Tasks to complete:
a) Answer these questions from the forum post on the 101st decimal digit, one line per answer:
(i) What decimal does the writer give for \(\frac{1}{27}\)?
(ii) How does the writer split the four decimals into pairs?
(iii) What sum does the writer get for 0.037037 + 0.027027?
b) Write the next part of the forum post on the 101st decimal digit, picking up after its last sentence.

Text extract:

·····

Bunuel wrote:
What is the 101st digit after the decimal point in the decimal representation of \(\frac{1}{3} + \frac{1}{9} + \frac{1}{27} + \frac{1}{37}\)?
A. \(0\)
B. \(1\)
C. \(5\)
D. \(7\)
E. \(8\)
An alternative approach: This one is for people (like me) who have some number sense but are not as studied or quick on the draw as a math expert. The first three fractions would be easy enough to combine, but that forth denominator throws things off. What about the individual decimals instead?
\(\frac{1}{3}\) = 0.333333...
\(\frac{1}{9}\) = 0.111111... (this is one of the more well-known properties of dividing by 9)
\(\frac{1}{27}\) = 0.037037... (via long division and pattern recognition: once you hit the second 3, you can see that the next digit would be 7)
\(\frac{1}{37}\) = 0.027027... (again, long division and pattern recognition)
At this point, you can chunk or cluster some of the repeating decimals by finding their sum. I split the four decimals into the first two and second two:
0.333333 + 0.111111 = 0.444444 and
0.037037 + 0.027027 = 0.064064
Adding these chunks to each other yields 0.508508...

·····

Recorded data:
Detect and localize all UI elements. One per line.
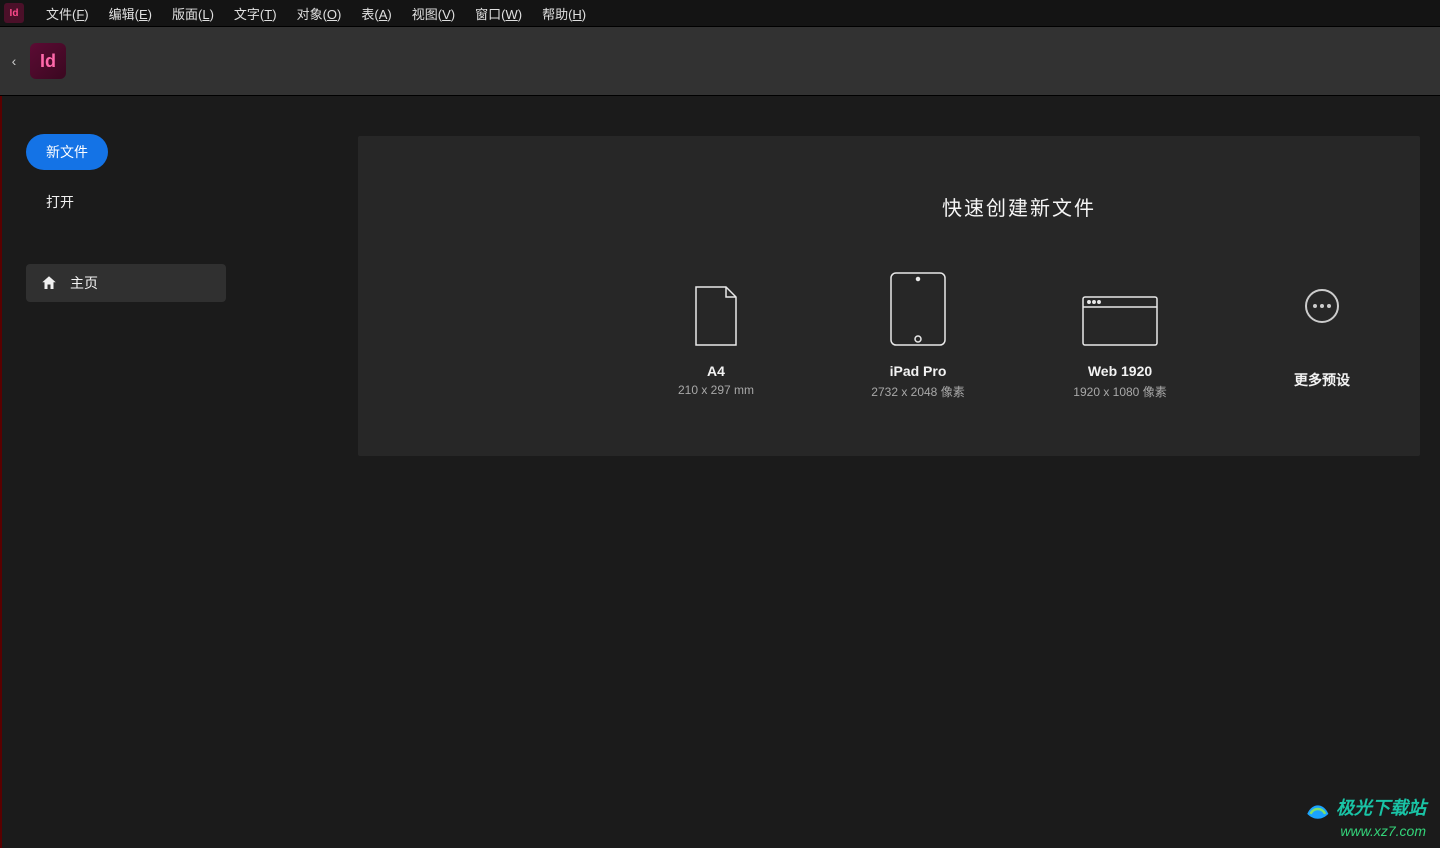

·····

Answers by task:
a)
(i) 0.037037...
(ii) Into the first two and the second two.
(iii) 0.064064

b)
Now, we are getting really close. That is,
every third digit will be an 8, so we just need to figure out on which digit the 101st spot will land. Since 33 repetitions of 3 gets us to 99, we can pick up the pattern there:
99th digit: 8
100th digit: 5
101st digit: 0
Of course, the 102nd digit would loop back to an 8, the 103rd to a 5, and so on, but the underlying principle is that whether we are looking for the 101st or the 1001st digit, we can use pattern recognition to arrive the correct response fairly efficiently and crack a tough question.
Note: I am not saying that this method is better than the official solution proposed above, just that it can help some test-takers mitigate a panic response or a compulsion to guess at random.
Good luck with your studies.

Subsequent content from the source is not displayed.